:: MATERIAL ::

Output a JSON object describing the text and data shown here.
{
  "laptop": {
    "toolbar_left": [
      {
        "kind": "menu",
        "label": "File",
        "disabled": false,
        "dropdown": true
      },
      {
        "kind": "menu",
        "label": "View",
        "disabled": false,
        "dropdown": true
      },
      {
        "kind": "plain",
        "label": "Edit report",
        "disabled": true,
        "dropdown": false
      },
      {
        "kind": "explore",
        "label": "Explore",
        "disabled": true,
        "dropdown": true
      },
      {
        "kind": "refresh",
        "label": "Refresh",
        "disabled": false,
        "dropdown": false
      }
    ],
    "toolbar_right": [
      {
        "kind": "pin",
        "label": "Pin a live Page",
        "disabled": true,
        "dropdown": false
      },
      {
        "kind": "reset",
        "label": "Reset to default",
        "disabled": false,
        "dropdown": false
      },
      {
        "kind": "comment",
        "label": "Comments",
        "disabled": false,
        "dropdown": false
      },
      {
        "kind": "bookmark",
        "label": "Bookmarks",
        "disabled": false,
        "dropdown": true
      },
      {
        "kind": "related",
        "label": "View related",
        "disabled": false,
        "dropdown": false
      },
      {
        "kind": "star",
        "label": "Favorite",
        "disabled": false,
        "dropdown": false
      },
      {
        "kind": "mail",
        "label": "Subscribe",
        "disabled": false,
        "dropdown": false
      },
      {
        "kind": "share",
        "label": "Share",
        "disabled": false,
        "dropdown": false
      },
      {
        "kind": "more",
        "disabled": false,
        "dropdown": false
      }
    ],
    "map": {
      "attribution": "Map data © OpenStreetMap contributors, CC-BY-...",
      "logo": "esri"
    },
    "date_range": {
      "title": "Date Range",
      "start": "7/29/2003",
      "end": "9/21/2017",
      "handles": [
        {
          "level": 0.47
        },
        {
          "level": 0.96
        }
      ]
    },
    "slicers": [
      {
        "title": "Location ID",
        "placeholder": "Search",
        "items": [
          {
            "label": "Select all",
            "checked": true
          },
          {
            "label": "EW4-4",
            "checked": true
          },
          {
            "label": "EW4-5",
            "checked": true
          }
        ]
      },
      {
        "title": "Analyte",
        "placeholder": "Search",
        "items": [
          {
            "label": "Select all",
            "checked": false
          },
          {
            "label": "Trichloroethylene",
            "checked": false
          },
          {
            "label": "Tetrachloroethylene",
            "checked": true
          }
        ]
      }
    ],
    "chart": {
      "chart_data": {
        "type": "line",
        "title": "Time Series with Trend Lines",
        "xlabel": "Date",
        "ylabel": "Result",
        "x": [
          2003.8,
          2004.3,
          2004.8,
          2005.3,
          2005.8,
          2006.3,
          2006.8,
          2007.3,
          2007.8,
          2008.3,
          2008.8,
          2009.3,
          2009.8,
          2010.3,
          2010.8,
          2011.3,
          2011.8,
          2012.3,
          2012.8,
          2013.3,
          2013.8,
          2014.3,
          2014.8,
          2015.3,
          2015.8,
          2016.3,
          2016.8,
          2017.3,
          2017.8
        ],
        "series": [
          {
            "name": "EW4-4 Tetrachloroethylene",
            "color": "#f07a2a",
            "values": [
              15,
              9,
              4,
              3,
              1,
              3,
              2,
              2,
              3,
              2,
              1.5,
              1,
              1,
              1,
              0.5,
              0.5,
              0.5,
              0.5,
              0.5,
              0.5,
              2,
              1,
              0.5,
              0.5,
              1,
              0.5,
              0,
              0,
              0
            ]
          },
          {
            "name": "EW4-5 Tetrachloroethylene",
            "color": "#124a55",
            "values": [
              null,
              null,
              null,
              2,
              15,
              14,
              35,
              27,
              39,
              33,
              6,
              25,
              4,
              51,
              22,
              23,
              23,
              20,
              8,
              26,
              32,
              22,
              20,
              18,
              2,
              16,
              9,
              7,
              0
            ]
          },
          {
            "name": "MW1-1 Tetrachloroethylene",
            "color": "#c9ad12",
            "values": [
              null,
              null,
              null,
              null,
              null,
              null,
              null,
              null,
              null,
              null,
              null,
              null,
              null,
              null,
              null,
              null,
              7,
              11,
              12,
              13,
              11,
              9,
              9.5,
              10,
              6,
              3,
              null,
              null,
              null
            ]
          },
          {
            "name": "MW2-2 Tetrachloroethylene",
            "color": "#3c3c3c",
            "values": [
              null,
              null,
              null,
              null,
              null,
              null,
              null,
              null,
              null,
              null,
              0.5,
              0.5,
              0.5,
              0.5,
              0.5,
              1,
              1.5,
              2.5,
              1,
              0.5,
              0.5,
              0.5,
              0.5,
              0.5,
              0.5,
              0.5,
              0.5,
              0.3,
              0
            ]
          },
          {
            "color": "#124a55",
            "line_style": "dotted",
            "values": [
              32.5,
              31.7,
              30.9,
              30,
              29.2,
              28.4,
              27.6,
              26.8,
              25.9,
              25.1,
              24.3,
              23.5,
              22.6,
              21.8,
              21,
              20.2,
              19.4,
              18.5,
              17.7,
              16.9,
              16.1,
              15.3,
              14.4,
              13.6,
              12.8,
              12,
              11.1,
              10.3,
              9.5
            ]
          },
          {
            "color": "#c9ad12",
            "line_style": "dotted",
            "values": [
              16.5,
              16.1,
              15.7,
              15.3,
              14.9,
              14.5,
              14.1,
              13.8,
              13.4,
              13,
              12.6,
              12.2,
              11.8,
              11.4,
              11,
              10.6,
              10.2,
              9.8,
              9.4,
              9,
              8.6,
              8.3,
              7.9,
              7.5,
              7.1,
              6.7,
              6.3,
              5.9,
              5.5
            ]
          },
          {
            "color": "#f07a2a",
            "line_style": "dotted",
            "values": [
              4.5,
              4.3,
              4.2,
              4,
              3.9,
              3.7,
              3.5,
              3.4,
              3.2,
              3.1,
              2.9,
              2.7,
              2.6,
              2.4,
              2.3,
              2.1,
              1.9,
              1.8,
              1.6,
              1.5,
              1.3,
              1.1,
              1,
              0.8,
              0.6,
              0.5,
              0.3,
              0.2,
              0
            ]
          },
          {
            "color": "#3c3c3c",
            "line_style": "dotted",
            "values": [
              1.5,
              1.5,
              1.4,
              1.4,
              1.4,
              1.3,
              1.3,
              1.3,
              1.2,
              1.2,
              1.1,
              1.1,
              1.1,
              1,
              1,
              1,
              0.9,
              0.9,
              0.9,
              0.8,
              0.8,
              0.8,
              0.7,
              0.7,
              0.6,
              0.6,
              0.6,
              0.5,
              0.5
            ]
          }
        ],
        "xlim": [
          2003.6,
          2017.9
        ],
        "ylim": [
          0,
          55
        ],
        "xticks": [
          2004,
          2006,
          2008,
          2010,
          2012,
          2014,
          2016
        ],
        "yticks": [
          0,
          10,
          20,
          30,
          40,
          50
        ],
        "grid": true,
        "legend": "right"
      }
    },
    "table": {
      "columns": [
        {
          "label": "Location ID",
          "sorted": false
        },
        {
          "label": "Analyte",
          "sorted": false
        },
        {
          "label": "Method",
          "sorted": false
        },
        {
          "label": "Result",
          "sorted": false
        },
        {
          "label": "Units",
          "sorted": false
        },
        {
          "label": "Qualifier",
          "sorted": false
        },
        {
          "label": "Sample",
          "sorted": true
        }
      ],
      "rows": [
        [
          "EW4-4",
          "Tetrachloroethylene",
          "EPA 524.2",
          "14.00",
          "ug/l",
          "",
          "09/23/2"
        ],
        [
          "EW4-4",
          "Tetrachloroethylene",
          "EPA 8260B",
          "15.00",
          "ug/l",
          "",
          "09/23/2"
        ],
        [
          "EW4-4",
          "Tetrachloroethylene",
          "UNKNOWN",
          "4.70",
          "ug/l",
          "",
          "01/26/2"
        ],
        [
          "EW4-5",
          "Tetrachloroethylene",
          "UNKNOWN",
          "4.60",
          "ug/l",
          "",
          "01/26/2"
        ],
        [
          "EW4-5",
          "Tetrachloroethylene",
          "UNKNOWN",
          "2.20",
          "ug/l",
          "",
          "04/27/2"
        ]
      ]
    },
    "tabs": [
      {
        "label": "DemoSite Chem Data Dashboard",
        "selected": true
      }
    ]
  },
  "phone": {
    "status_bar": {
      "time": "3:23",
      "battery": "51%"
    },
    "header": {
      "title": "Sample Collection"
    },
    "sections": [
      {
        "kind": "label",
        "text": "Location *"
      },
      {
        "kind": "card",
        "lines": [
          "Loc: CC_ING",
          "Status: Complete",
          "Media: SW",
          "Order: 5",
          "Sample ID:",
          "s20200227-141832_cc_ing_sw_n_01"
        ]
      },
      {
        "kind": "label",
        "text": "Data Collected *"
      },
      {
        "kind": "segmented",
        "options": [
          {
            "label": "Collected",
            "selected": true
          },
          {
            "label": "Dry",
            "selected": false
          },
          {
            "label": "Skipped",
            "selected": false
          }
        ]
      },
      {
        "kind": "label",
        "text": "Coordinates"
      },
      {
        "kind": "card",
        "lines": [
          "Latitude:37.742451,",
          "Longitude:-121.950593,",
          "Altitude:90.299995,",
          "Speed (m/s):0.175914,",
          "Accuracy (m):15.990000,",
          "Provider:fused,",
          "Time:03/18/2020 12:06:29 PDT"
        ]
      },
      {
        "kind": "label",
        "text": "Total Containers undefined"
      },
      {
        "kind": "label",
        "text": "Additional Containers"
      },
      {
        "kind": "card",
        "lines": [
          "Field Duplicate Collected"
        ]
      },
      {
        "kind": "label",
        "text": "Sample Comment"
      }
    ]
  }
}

:::

◆ STATED TASK ◆
Copy out all lines from the material above that contain the string "Collected".

◆ SOLUTION TO THE EXERCISE ◆
        "text": "Data Collected *"
            "label": "Collected",
          "Field Duplicate Collected"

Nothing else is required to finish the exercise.